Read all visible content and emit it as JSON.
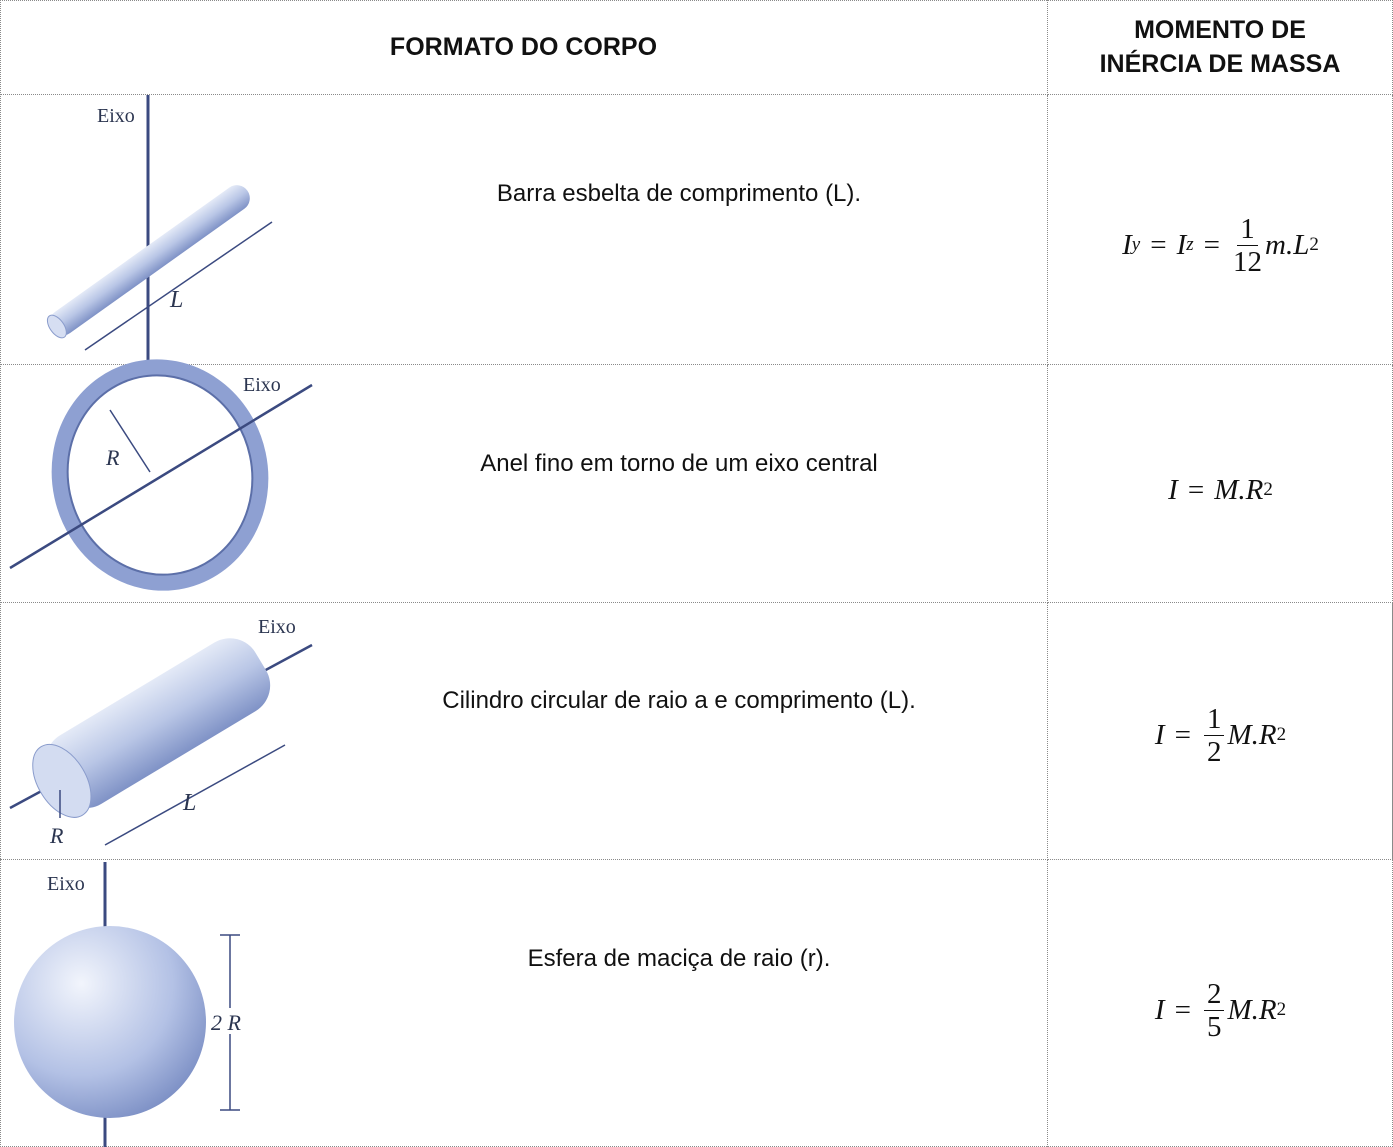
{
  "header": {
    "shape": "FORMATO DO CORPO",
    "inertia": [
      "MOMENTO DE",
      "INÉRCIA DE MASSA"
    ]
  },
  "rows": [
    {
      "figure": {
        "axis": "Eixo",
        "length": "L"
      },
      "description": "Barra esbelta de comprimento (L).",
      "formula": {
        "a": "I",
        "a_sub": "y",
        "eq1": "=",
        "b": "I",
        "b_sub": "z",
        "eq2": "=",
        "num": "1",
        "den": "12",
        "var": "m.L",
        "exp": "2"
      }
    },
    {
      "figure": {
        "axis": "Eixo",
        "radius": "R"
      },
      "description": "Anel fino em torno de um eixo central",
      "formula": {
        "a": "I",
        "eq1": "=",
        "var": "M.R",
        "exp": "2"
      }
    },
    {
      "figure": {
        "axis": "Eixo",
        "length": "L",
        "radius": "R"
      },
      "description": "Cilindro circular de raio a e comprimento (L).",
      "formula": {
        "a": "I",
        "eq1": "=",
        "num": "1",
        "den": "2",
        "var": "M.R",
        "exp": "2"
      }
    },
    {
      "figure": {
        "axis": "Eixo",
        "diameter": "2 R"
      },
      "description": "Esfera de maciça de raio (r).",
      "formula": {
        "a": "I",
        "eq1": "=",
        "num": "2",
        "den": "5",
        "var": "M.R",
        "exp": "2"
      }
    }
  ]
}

........

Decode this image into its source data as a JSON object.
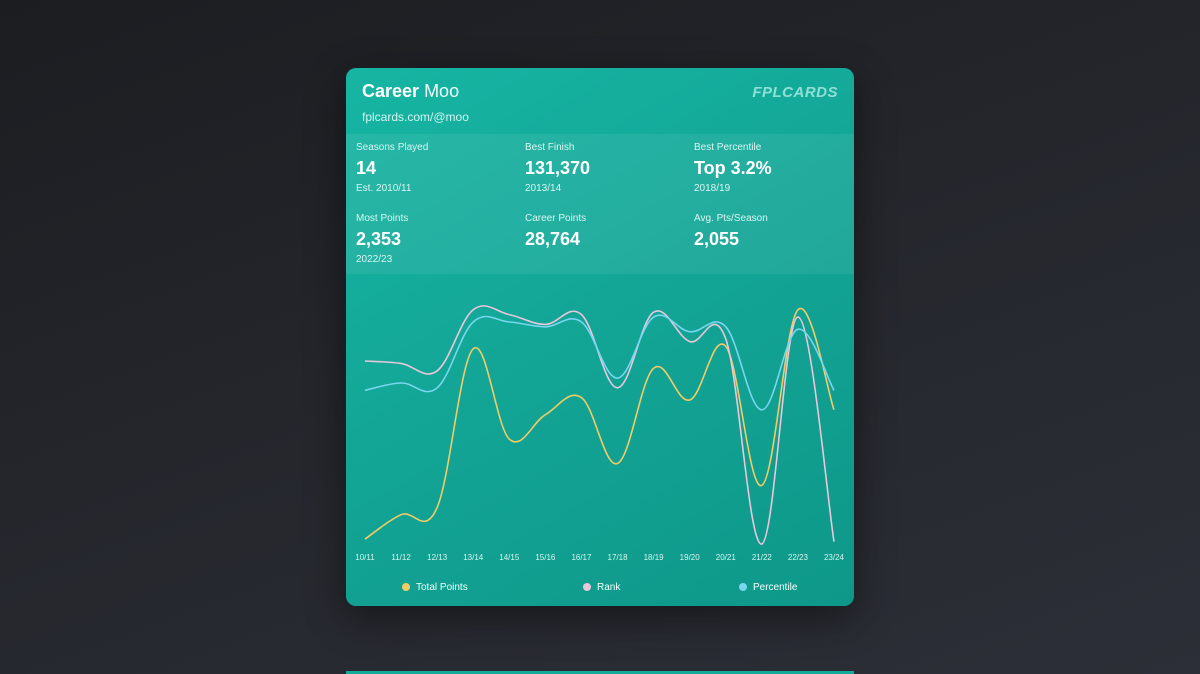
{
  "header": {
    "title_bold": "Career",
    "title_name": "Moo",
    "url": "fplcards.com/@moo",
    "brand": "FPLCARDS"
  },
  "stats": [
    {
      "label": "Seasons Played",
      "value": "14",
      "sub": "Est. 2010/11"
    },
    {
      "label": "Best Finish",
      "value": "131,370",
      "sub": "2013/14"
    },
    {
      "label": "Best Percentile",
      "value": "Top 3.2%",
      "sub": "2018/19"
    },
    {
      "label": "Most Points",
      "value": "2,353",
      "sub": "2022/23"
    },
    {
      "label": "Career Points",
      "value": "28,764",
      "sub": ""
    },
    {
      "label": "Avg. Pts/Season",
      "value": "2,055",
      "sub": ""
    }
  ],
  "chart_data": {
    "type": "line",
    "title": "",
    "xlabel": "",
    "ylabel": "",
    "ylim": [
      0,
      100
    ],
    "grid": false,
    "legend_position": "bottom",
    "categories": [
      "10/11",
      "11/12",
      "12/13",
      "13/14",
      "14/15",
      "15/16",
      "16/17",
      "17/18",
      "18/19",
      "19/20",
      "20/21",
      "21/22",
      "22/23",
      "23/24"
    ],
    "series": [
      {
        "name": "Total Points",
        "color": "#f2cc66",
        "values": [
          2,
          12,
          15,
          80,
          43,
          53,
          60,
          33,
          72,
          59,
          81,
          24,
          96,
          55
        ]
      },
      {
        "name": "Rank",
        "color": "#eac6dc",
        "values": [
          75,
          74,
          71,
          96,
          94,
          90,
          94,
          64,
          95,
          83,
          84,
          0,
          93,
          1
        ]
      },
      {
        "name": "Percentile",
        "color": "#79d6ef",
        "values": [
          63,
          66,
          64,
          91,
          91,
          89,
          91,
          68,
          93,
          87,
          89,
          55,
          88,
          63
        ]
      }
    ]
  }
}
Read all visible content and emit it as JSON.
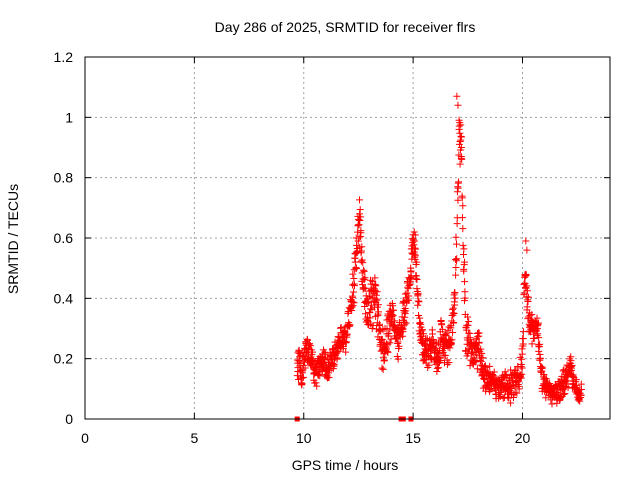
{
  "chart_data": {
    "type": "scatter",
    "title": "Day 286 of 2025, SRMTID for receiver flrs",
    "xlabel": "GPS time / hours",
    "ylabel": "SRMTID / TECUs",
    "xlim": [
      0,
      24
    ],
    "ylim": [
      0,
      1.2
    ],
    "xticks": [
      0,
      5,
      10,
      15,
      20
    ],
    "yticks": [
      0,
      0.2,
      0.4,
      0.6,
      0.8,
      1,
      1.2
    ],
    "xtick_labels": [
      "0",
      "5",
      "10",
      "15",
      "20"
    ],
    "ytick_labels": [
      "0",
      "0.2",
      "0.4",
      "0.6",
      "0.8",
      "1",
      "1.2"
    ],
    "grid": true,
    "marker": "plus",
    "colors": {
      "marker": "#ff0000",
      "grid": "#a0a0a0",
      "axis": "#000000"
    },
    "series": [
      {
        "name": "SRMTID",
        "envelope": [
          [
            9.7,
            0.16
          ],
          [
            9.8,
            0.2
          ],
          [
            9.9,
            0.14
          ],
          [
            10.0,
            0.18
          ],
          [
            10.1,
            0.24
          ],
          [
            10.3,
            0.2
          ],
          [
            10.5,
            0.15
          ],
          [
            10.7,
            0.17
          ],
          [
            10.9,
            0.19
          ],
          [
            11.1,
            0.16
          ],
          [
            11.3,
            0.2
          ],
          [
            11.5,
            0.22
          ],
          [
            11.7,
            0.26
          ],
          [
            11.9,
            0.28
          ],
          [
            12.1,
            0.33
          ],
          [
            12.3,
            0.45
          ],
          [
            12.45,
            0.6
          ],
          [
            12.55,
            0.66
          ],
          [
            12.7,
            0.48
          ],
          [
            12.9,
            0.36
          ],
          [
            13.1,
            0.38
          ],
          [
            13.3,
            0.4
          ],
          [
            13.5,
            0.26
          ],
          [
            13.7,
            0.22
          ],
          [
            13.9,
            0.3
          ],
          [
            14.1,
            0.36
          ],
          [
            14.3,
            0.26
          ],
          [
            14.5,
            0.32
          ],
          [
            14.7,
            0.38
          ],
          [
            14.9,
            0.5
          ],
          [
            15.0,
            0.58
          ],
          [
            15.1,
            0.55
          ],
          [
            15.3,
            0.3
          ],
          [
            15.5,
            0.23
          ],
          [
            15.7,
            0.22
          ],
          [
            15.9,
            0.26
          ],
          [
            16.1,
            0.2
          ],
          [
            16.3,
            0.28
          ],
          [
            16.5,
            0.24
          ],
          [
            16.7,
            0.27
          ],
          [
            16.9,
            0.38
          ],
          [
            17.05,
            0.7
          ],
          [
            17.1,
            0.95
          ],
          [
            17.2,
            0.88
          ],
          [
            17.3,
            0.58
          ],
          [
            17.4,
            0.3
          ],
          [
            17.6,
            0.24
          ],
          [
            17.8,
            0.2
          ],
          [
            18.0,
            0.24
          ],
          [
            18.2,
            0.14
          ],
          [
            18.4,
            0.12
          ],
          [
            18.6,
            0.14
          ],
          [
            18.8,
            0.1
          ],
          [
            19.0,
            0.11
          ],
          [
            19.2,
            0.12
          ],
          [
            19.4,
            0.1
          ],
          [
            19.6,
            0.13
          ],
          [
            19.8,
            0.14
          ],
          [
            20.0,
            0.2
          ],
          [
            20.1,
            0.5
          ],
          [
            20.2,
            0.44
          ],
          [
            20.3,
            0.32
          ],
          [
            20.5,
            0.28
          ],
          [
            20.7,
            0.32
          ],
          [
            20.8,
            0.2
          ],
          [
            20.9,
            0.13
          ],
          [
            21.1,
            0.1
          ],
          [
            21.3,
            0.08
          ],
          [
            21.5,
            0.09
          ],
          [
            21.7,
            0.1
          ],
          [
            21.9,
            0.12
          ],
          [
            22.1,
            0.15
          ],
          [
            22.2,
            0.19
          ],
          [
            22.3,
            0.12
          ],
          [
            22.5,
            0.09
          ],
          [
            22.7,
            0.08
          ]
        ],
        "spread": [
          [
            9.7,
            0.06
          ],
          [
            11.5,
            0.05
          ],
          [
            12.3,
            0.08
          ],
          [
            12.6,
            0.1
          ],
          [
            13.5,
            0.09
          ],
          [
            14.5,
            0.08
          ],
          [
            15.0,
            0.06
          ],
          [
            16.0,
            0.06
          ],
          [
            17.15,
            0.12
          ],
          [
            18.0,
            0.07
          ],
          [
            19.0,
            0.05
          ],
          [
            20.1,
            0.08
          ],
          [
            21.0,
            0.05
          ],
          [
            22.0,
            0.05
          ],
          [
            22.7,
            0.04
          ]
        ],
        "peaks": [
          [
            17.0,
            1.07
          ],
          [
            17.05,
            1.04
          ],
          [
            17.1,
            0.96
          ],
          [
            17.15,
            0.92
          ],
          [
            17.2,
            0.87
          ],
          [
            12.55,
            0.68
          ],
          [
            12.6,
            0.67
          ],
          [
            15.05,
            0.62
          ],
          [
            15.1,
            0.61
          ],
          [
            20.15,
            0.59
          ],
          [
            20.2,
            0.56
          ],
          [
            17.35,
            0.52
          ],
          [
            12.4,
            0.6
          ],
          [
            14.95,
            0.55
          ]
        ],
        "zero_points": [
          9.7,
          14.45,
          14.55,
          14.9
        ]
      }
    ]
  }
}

........

§ Written task
Read the entries and show each line that mentions "Career".

§ Result
    "title_bold": "Career",
      "label": "Career Points",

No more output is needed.